**TASK DIRECTIONS**
Find the lines below that contain the string "object". Copy each one.

::::::::

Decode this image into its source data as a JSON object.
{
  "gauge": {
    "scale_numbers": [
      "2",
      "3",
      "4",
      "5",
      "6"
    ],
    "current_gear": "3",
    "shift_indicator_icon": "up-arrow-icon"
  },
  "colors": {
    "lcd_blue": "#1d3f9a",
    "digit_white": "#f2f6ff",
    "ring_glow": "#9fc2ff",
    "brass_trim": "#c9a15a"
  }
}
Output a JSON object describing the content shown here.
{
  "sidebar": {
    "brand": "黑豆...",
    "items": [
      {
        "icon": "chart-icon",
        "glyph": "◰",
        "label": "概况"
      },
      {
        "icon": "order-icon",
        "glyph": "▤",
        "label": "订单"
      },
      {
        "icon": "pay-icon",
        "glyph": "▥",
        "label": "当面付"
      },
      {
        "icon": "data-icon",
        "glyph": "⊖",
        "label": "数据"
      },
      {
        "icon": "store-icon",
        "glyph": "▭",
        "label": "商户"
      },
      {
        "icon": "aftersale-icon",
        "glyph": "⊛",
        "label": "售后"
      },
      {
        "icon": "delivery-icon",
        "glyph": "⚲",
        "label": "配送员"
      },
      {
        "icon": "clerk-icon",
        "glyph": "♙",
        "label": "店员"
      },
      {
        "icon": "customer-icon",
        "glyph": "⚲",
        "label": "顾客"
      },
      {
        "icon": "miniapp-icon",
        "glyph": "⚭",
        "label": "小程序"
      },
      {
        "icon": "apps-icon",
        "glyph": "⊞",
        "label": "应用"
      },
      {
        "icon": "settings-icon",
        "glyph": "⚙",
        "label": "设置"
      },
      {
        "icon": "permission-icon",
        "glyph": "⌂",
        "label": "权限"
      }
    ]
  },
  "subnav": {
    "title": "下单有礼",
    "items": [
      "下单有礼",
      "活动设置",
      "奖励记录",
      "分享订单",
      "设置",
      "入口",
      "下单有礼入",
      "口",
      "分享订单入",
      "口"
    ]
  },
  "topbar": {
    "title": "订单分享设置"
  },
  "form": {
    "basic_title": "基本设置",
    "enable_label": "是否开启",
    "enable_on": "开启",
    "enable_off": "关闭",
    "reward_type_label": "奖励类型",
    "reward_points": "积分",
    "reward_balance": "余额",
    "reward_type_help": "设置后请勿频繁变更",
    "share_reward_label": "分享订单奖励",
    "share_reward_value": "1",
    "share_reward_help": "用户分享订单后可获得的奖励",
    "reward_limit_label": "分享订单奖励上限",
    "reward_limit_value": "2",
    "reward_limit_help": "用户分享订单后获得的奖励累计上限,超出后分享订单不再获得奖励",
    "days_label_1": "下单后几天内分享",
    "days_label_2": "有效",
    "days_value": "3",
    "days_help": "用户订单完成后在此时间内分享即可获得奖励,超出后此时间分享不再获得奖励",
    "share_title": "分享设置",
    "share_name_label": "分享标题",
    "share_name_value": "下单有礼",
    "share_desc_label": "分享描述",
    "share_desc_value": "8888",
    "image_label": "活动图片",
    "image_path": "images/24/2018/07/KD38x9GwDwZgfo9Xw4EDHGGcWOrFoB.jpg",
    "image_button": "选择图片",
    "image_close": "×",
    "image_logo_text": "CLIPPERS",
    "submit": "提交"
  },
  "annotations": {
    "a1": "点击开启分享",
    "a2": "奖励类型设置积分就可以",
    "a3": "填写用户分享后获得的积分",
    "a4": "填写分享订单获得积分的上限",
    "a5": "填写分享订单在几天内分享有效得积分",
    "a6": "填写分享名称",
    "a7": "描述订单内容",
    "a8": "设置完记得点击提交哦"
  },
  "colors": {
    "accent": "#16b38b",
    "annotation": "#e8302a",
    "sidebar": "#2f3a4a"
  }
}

::::::::

**RESPONSE TO THIS EXERCISE**
Decode this image into its source data as a JSON object.
Output a JSON object describing the content shown here.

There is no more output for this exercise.